───── Supplied data
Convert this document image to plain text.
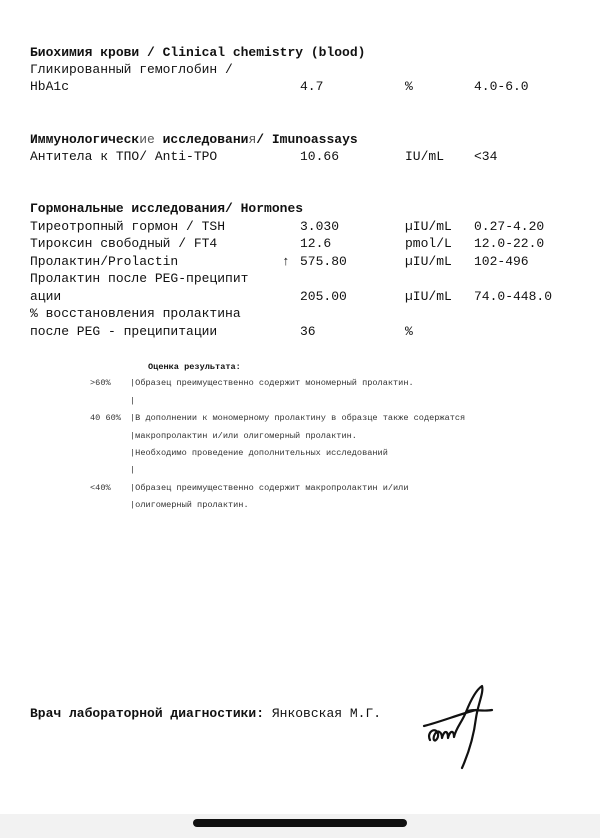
Биохимия крови / Clinical chemistry (blood)
Гликированный гемоглобин /
HbA1c	4.7	%	4.0-6.0
Иммунологические исследования/ Imunoassays
Антитела к ТПО/ Anti-TPO	10.66	IU/mL <34
Гормональные исследования/ Hormones
Тиреотропный гормон / TSH	3.030	µIU/mL 0.27-4.20
Тироксин свободный / FT4	12.6	pmol/L 12.0-22.0
Пролактин/Prolactin	↑ 575.80	µIU/mL 102-496
Пролактин после PEG-преципит
ации	205.00	µIU/mL 74.0-448.0
% восстановления пролактина
после PEG - преципитации	36	%
Оценка результата:
>60% |Образец преимущественно содержит мономерный пролактин.
|
40 60% |В дополнении к мономерному пролактину в образце также содержатся
|макропролактин и/или олигомерный пролактин.
|Необходимо проведение дополнительных исследований
|
<40% |Образец преимущественно содержит макропролактин и/или
|олигомерный пролактин.
Врач лабораторной диагностики: Янковская М.Г.
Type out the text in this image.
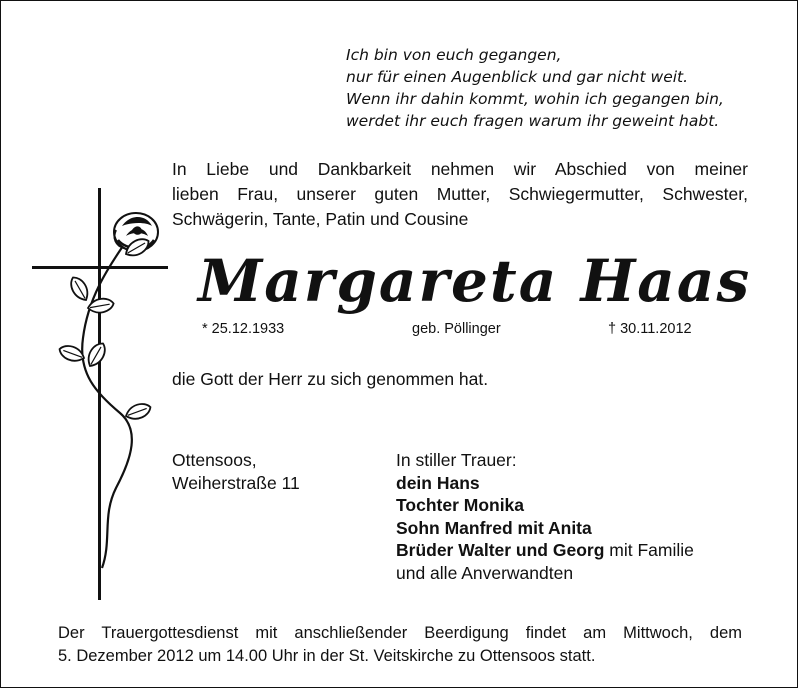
Ich bin von euch gegangen,
nur für einen Augenblick und gar nicht weit.
Wenn ihr dahin kommt, wohin ich gegangen bin,
werdet ihr euch fragen warum ihr geweint habt.
In Liebe und Dankbarkeit nehmen wir Abschied von meiner
lieben Frau, unserer guten Mutter, Schwiegermutter, Schwester,
Schwägerin, Tante, Patin und Cousine
Margareta Haas
* 25.12.1933	geb. Pöllinger	† 30.11.2012
die Gott der Herr zu sich genommen hat.
Ottensoos,
Weiherstraße 11
In stiller Trauer:
dein Hans
Tochter Monika
Sohn Manfred mit Anita
Brüder Walter und Georg mit Familie
und alle Anverwandten
Der Trauergottesdienst mit anschließender Beerdigung findet am Mittwoch, dem
5. Dezember 2012 um 14.00 Uhr in der St. Veitskirche zu Ottensoos statt.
──────────
▸ Task goal: Find each line holding the string "после" in the listing above, then copy it.

▸ Result of this exercise:
Пролактин после PEG-преципит
после PEG - преципитации	36	%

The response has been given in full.